# Data listing
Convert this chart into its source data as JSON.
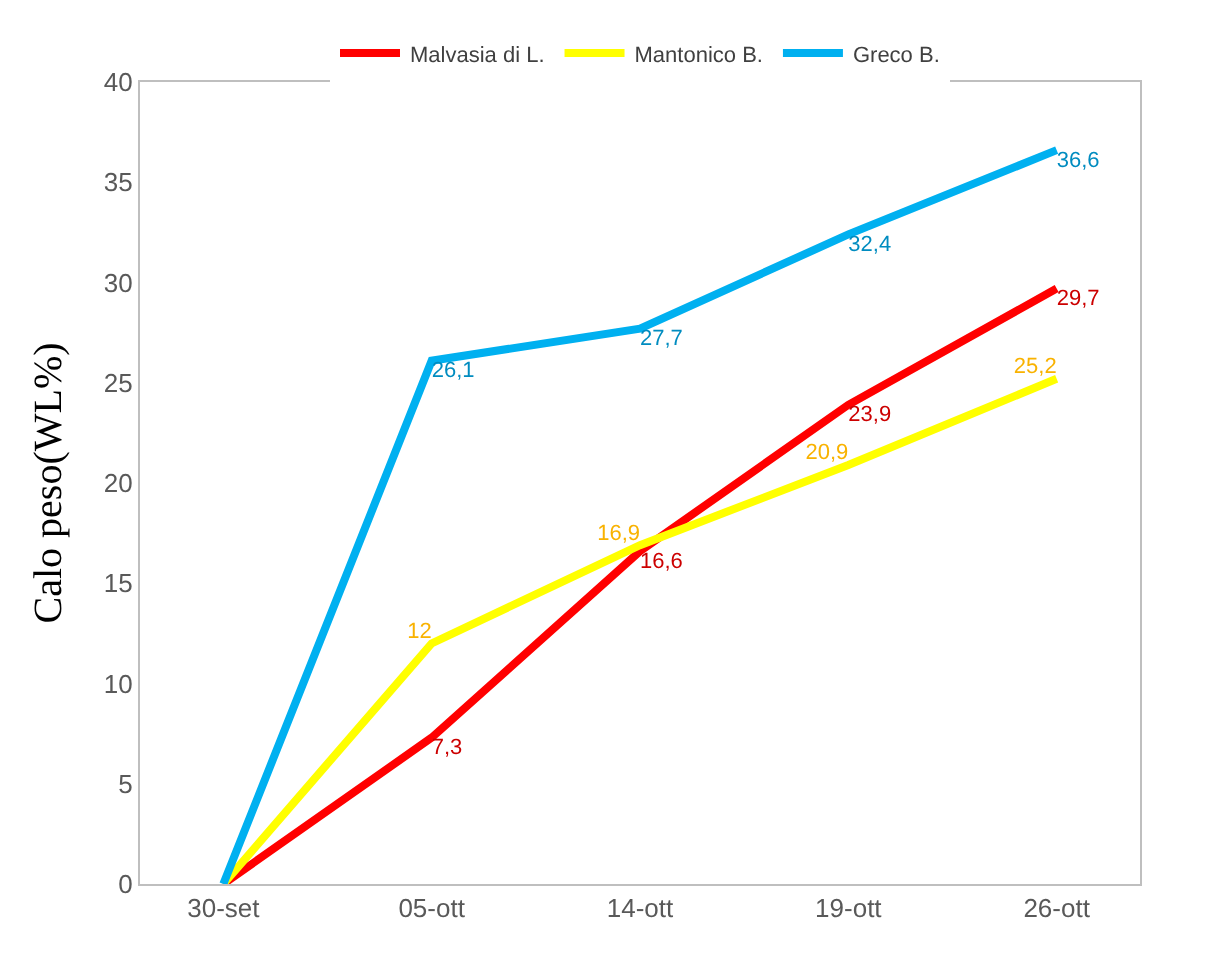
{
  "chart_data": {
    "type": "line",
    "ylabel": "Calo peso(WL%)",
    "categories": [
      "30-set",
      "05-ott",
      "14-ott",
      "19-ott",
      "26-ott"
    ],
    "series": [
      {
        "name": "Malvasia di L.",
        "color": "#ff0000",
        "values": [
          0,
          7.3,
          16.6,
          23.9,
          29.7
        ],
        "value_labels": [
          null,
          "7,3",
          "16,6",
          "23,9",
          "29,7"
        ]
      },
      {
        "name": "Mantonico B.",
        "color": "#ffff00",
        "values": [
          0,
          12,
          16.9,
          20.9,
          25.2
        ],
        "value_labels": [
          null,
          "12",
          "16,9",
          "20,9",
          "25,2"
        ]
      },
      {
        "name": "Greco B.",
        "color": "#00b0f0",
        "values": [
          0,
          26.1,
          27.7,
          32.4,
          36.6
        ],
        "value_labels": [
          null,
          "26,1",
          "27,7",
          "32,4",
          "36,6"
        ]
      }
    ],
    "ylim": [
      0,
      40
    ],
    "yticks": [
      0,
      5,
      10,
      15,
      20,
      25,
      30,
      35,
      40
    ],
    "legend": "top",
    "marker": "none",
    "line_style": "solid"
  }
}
...
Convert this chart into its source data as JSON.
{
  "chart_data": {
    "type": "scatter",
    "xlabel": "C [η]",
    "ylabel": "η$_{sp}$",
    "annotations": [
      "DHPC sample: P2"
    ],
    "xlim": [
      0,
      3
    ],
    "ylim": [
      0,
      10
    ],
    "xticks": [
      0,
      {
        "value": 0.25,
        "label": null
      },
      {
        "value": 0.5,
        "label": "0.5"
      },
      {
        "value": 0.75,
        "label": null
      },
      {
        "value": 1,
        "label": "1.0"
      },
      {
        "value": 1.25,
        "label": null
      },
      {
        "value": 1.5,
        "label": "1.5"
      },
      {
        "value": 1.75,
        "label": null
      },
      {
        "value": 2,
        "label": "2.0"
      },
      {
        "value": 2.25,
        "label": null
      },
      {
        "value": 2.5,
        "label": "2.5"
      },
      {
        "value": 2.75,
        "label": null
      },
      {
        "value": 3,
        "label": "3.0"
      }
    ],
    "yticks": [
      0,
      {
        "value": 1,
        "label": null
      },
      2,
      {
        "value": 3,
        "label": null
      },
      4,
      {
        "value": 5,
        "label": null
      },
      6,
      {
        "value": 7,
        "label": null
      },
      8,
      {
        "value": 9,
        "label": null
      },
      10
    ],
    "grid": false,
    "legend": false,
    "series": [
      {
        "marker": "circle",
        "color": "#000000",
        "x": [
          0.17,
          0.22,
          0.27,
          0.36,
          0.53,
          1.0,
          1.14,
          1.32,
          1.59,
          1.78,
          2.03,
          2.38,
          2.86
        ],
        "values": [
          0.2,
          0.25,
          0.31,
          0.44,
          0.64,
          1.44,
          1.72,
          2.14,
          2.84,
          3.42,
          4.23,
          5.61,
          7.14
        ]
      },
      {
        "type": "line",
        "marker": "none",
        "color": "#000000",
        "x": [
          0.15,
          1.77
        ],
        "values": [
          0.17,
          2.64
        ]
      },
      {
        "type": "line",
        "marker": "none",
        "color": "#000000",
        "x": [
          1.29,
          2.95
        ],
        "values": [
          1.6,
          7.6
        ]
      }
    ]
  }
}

# Objective
State how many lines of the listing include the word "name". Reply with the number alone.

# Written response
3